____ DATASET CONTENT

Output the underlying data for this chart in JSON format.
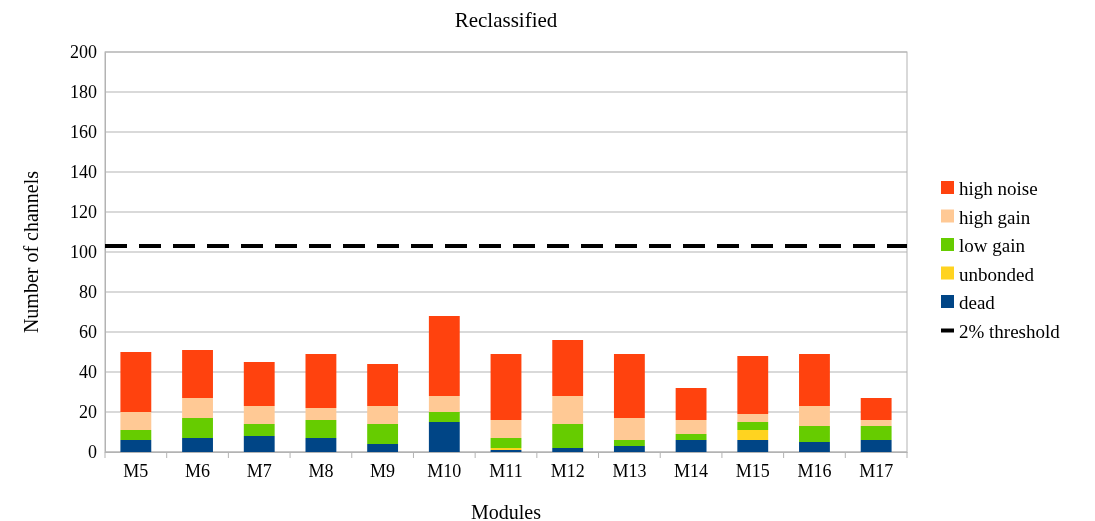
{
  "chart_data": {
    "type": "bar",
    "title": "Reclassified",
    "xlabel": "Modules",
    "ylabel": "Number of channels",
    "categories": [
      "M5",
      "M6",
      "M7",
      "M8",
      "M9",
      "M10",
      "M11",
      "M12",
      "M13",
      "M14",
      "M15",
      "M16",
      "M17"
    ],
    "stacked": true,
    "series": [
      {
        "name": "dead",
        "color": "#004586",
        "values": [
          6,
          7,
          8,
          7,
          4,
          15,
          1,
          2,
          3,
          6,
          6,
          5,
          6
        ]
      },
      {
        "name": "unbonded",
        "color": "#ffd320",
        "values": [
          0,
          0,
          0,
          0,
          0,
          0,
          1,
          0,
          0,
          0,
          5,
          0,
          0
        ]
      },
      {
        "name": "low gain",
        "color": "#66cc00",
        "values": [
          5,
          10,
          6,
          9,
          10,
          5,
          5,
          12,
          3,
          3,
          4,
          8,
          7
        ]
      },
      {
        "name": "high gain",
        "color": "#ffc995",
        "values": [
          9,
          10,
          9,
          6,
          9,
          8,
          9,
          14,
          11,
          7,
          4,
          10,
          3
        ]
      },
      {
        "name": "high noise",
        "color": "#ff420e",
        "values": [
          30,
          24,
          22,
          27,
          21,
          40,
          33,
          28,
          32,
          16,
          29,
          26,
          11
        ]
      }
    ],
    "ylim": [
      0,
      200
    ],
    "yticks": [
      0,
      20,
      40,
      60,
      80,
      100,
      120,
      140,
      160,
      180,
      200
    ],
    "grid": "y",
    "legend": "right",
    "ref_lines": [
      {
        "axis": "y",
        "value": 103,
        "label": "2% threshold",
        "color": "#000000",
        "line_style": "dashed"
      }
    ]
  }
}
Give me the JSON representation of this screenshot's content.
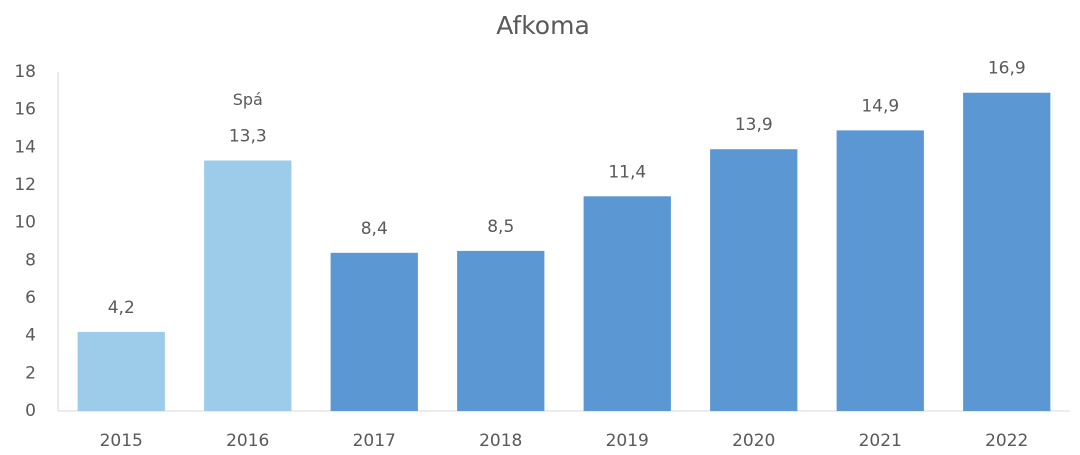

________

▶ _WHAT IS ASKED_:
Search the data above for lines holding "color" and copy each of them.

▶ _COMPLETED EXERCISE_:
        "color": "#004586",
        "color": "#ffd320",
        "color": "#66cc00",
        "color": "#ffc995",
        "color": "#ff420e",
        "color": "#000000",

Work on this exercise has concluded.